** BEGIN RECORDS SHOWN **

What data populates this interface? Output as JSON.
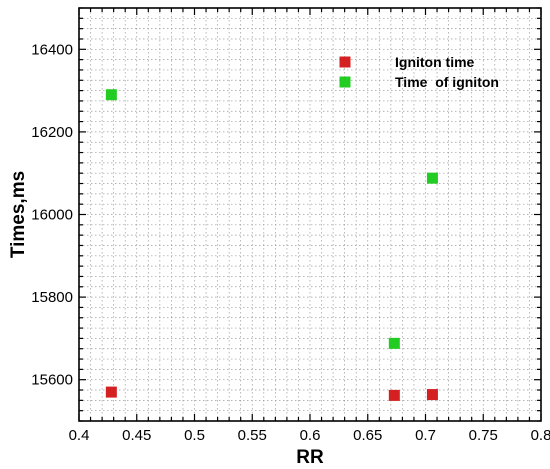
{
  "chart_data": {
    "type": "scatter",
    "title": "",
    "xlabel": "RR",
    "ylabel": "Times,ms",
    "xlim": [
      0.4,
      0.8
    ],
    "ylim": [
      15500,
      16500
    ],
    "x_ticks": [
      0.4,
      0.45,
      0.5,
      0.55,
      0.6,
      0.65,
      0.7,
      0.75,
      0.8
    ],
    "x_tick_labels": [
      "0.4",
      "0.45",
      "0.5",
      "0.55",
      "0.6",
      "0.65",
      "0.7",
      "0.75",
      "0.8"
    ],
    "y_ticks": [
      15600,
      15800,
      16000,
      16200,
      16400
    ],
    "y_tick_labels": [
      "15600",
      "15800",
      "16000",
      "16200",
      "16400"
    ],
    "grid": true,
    "legend_position": "top-right",
    "series": [
      {
        "name": "Igniton time",
        "color": "#d42020",
        "marker": "square",
        "x": [
          0.428,
          0.673,
          0.706
        ],
        "y": [
          15570,
          15562,
          15564
        ]
      },
      {
        "name": "Time  of igniton",
        "color": "#22cc22",
        "marker": "square",
        "x": [
          0.428,
          0.706,
          0.673
        ],
        "y": [
          16290,
          16088,
          15688
        ]
      }
    ]
  }
}
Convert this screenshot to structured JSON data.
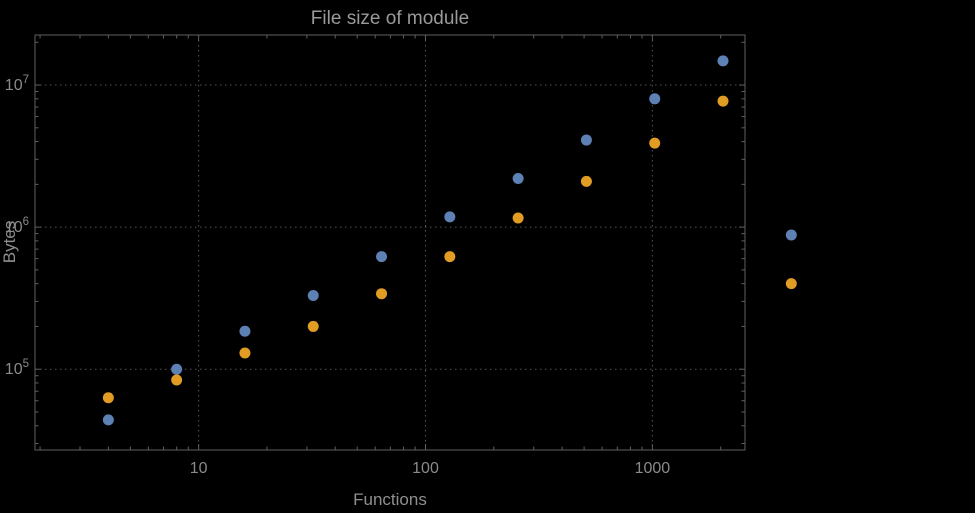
{
  "page": {
    "background": "#000000"
  },
  "colors": {
    "title_text": "#9a9a9a",
    "axis_text": "#8f8f8f",
    "tick_text": "#8a8a8a",
    "frame": "#5f5f5f",
    "grid": "#555555",
    "series_blue": "#5e81b5",
    "series_orange": "#e19c24"
  },
  "chart_data": {
    "type": "scatter",
    "title": "File size of module",
    "xlabel": "Functions",
    "ylabel": "Bytes",
    "x_scale": "log",
    "y_scale": "log",
    "xlim": [
      1.9,
      2560
    ],
    "ylim": [
      27000,
      22500000
    ],
    "x_major_ticks": [
      10,
      100,
      1000
    ],
    "y_major_ticks": [
      100000,
      1000000,
      10000000
    ],
    "grid": "dotted",
    "legend": "none",
    "marker_radius": 5.5,
    "series": [
      {
        "name": "series-blue",
        "color": "#5e81b5",
        "points": [
          [
            4,
            44000
          ],
          [
            8,
            100000
          ],
          [
            16,
            185000
          ],
          [
            32,
            330000
          ],
          [
            64,
            620000
          ],
          [
            128,
            1180000
          ],
          [
            256,
            2200000
          ],
          [
            512,
            4100000
          ],
          [
            1024,
            8000000
          ],
          [
            2048,
            14800000
          ],
          [
            4096,
            880000
          ]
        ]
      },
      {
        "name": "series-orange",
        "color": "#e19c24",
        "points": [
          [
            4,
            63000
          ],
          [
            8,
            84000
          ],
          [
            16,
            130000
          ],
          [
            32,
            200000
          ],
          [
            64,
            340000
          ],
          [
            128,
            620000
          ],
          [
            256,
            1160000
          ],
          [
            512,
            2100000
          ],
          [
            1024,
            3900000
          ],
          [
            2048,
            7700000
          ],
          [
            4096,
            400000
          ]
        ]
      }
    ]
  }
}
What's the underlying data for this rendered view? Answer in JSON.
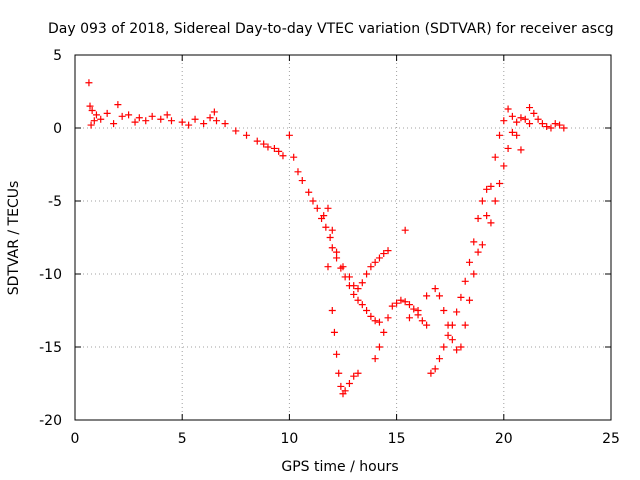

** END RECORDS SHOWN **

• WRITTEN TASK
Extract all lines containing the word "JSON".

• FULL OUTPUT
What data populates this interface? Output as JSON.
Convert this screenshot to structured JSON data.
What's the underlying data for this rendered view? Answer in JSON.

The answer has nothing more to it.